Every record below should be printed exactly as it appears.

▼

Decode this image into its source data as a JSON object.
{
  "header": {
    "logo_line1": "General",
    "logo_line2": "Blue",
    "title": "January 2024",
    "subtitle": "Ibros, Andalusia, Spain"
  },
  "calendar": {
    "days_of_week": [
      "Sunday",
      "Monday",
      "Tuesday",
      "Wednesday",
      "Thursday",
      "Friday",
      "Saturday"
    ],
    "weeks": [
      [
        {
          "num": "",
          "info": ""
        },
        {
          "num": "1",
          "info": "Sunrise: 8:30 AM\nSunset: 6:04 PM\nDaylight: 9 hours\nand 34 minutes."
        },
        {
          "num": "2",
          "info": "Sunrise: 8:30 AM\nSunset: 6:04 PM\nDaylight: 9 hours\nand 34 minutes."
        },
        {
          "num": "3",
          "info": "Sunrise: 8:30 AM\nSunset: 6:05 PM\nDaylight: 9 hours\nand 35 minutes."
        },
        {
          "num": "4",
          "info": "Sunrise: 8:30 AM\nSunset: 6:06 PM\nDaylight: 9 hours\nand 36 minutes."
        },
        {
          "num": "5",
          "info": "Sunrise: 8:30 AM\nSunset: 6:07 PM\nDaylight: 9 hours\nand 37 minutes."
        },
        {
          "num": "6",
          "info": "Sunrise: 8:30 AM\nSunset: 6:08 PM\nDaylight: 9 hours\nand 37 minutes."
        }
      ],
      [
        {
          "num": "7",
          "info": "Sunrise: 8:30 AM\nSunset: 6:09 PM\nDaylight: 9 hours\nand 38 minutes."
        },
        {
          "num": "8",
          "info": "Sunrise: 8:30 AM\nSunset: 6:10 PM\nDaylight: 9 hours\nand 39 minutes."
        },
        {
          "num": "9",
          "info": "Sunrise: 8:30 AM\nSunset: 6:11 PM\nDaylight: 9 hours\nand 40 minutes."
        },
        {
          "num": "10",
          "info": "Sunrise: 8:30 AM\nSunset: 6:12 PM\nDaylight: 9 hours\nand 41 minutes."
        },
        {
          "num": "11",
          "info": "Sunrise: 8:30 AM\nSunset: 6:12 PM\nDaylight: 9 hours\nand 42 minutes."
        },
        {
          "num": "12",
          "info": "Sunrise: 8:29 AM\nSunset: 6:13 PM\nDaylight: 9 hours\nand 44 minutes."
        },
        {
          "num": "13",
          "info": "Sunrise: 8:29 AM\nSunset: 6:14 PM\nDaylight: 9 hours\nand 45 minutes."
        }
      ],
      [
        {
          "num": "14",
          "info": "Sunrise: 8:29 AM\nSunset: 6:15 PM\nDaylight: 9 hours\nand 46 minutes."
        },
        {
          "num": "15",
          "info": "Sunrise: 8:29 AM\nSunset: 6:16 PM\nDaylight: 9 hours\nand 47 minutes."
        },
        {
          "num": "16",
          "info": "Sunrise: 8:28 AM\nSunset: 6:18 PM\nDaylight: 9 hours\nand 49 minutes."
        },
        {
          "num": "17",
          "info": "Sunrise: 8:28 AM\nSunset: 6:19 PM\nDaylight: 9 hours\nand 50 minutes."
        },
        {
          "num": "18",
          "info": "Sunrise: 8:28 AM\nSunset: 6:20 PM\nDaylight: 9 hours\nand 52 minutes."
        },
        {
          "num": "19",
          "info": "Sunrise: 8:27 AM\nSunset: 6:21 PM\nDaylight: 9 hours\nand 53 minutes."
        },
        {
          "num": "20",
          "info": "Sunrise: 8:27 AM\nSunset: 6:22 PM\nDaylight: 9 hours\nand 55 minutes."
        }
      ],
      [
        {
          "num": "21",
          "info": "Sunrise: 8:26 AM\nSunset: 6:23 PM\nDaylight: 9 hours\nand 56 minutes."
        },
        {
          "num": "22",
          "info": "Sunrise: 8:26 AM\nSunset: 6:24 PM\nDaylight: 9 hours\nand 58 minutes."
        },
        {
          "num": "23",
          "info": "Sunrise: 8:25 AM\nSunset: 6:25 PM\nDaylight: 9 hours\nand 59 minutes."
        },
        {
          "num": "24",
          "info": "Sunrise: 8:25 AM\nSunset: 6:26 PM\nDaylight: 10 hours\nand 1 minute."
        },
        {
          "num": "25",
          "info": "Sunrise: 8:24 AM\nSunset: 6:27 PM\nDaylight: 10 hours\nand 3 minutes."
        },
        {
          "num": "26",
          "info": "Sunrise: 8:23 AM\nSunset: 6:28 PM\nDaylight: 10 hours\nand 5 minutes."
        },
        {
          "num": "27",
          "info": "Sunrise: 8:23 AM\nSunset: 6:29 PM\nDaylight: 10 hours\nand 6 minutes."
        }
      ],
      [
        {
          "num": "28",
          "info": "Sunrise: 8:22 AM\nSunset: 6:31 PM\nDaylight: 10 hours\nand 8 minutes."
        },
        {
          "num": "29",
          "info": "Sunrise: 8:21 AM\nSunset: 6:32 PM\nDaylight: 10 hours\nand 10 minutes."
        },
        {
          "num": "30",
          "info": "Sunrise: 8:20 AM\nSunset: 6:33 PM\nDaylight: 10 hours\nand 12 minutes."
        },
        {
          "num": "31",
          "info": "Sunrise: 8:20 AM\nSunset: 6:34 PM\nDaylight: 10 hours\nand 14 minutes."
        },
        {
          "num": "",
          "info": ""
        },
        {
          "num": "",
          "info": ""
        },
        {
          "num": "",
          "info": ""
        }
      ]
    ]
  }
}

▲

• RESULT OF THE TASK:
Decode this image into its source data as a JSON object.
{
  "header": {
    "logo_line1": "General",
    "logo_line2": "Blue",
    "title": "January 2024",
    "subtitle": "Ibros, Andalusia, Spain"
  },
  "calendar": {
    "days_of_week": [
      "Sunday",
      "Monday",
      "Tuesday",
      "Wednesday",
      "Thursday",
      "Friday",
      "Saturday"
    ],
    "weeks": [
      [
        {
          "num": "",
          "info": ""
        },
        {
          "num": "1",
          "info": "Sunrise: 8:30 AM\nSunset: 6:04 PM\nDaylight: 9 hours\nand 34 minutes."
        },
        {
          "num": "2",
          "info": "Sunrise: 8:30 AM\nSunset: 6:04 PM\nDaylight: 9 hours\nand 34 minutes."
        },
        {
          "num": "3",
          "info": "Sunrise: 8:30 AM\nSunset: 6:05 PM\nDaylight: 9 hours\nand 35 minutes."
        },
        {
          "num": "4",
          "info": "Sunrise: 8:30 AM\nSunset: 6:06 PM\nDaylight: 9 hours\nand 36 minutes."
        },
        {
          "num": "5",
          "info": "Sunrise: 8:30 AM\nSunset: 6:07 PM\nDaylight: 9 hours\nand 37 minutes."
        },
        {
          "num": "6",
          "info": "Sunrise: 8:30 AM\nSunset: 6:08 PM\nDaylight: 9 hours\nand 37 minutes."
        }
      ],
      [
        {
          "num": "7",
          "info": "Sunrise: 8:30 AM\nSunset: 6:09 PM\nDaylight: 9 hours\nand 38 minutes."
        },
        {
          "num": "8",
          "info": "Sunrise: 8:30 AM\nSunset: 6:10 PM\nDaylight: 9 hours\nand 39 minutes."
        },
        {
          "num": "9",
          "info": "Sunrise: 8:30 AM\nSunset: 6:11 PM\nDaylight: 9 hours\nand 40 minutes."
        },
        {
          "num": "10",
          "info": "Sunrise: 8:30 AM\nSunset: 6:12 PM\nDaylight: 9 hours\nand 41 minutes."
        },
        {
          "num": "11",
          "info": "Sunrise: 8:30 AM\nSunset: 6:12 PM\nDaylight: 9 hours\nand 42 minutes."
        },
        {
          "num": "12",
          "info": "Sunrise: 8:29 AM\nSunset: 6:13 PM\nDaylight: 9 hours\nand 44 minutes."
        },
        {
          "num": "13",
          "info": "Sunrise: 8:29 AM\nSunset: 6:14 PM\nDaylight: 9 hours\nand 45 minutes."
        }
      ],
      [
        {
          "num": "14",
          "info": "Sunrise: 8:29 AM\nSunset: 6:15 PM\nDaylight: 9 hours\nand 46 minutes."
        },
        {
          "num": "15",
          "info": "Sunrise: 8:29 AM\nSunset: 6:16 PM\nDaylight: 9 hours\nand 47 minutes."
        },
        {
          "num": "16",
          "info": "Sunrise: 8:28 AM\nSunset: 6:18 PM\nDaylight: 9 hours\nand 49 minutes."
        },
        {
          "num": "17",
          "info": "Sunrise: 8:28 AM\nSunset: 6:19 PM\nDaylight: 9 hours\nand 50 minutes."
        },
        {
          "num": "18",
          "info": "Sunrise: 8:28 AM\nSunset: 6:20 PM\nDaylight: 9 hours\nand 52 minutes."
        },
        {
          "num": "19",
          "info": "Sunrise: 8:27 AM\nSunset: 6:21 PM\nDaylight: 9 hours\nand 53 minutes."
        },
        {
          "num": "20",
          "info": "Sunrise: 8:27 AM\nSunset: 6:22 PM\nDaylight: 9 hours\nand 55 minutes."
        }
      ],
      [
        {
          "num": "21",
          "info": "Sunrise: 8:26 AM\nSunset: 6:23 PM\nDaylight: 9 hours\nand 56 minutes."
        },
        {
          "num": "22",
          "info": "Sunrise: 8:26 AM\nSunset: 6:24 PM\nDaylight: 9 hours\nand 58 minutes."
        },
        {
          "num": "23",
          "info": "Sunrise: 8:25 AM\nSunset: 6:25 PM\nDaylight: 9 hours\nand 59 minutes."
        },
        {
          "num": "24",
          "info": "Sunrise: 8:25 AM\nSunset: 6:26 PM\nDaylight: 10 hours\nand 1 minute."
        },
        {
          "num": "25",
          "info": "Sunrise: 8:24 AM\nSunset: 6:27 PM\nDaylight: 10 hours\nand 3 minutes."
        },
        {
          "num": "26",
          "info": "Sunrise: 8:23 AM\nSunset: 6:28 PM\nDaylight: 10 hours\nand 5 minutes."
        },
        {
          "num": "27",
          "info": "Sunrise: 8:23 AM\nSunset: 6:29 PM\nDaylight: 10 hours\nand 6 minutes."
        }
      ],
      [
        {
          "num": "28",
          "info": "Sunrise: 8:22 AM\nSunset: 6:31 PM\nDaylight: 10 hours\nand 8 minutes."
        },
        {
          "num": "29",
          "info": "Sunrise: 8:21 AM\nSunset: 6:32 PM\nDaylight: 10 hours\nand 10 minutes."
        },
        {
          "num": "30",
          "info": "Sunrise: 8:20 AM\nSunset: 6:33 PM\nDaylight: 10 hours\nand 12 minutes."
        },
        {
          "num": "31",
          "info": "Sunrise: 8:20 AM\nSunset: 6:34 PM\nDaylight: 10 hours\nand 14 minutes."
        },
        {
          "num": "",
          "info": ""
        },
        {
          "num": "",
          "info": ""
        },
        {
          "num": "",
          "info": ""
        }
      ]
    ]
  }
}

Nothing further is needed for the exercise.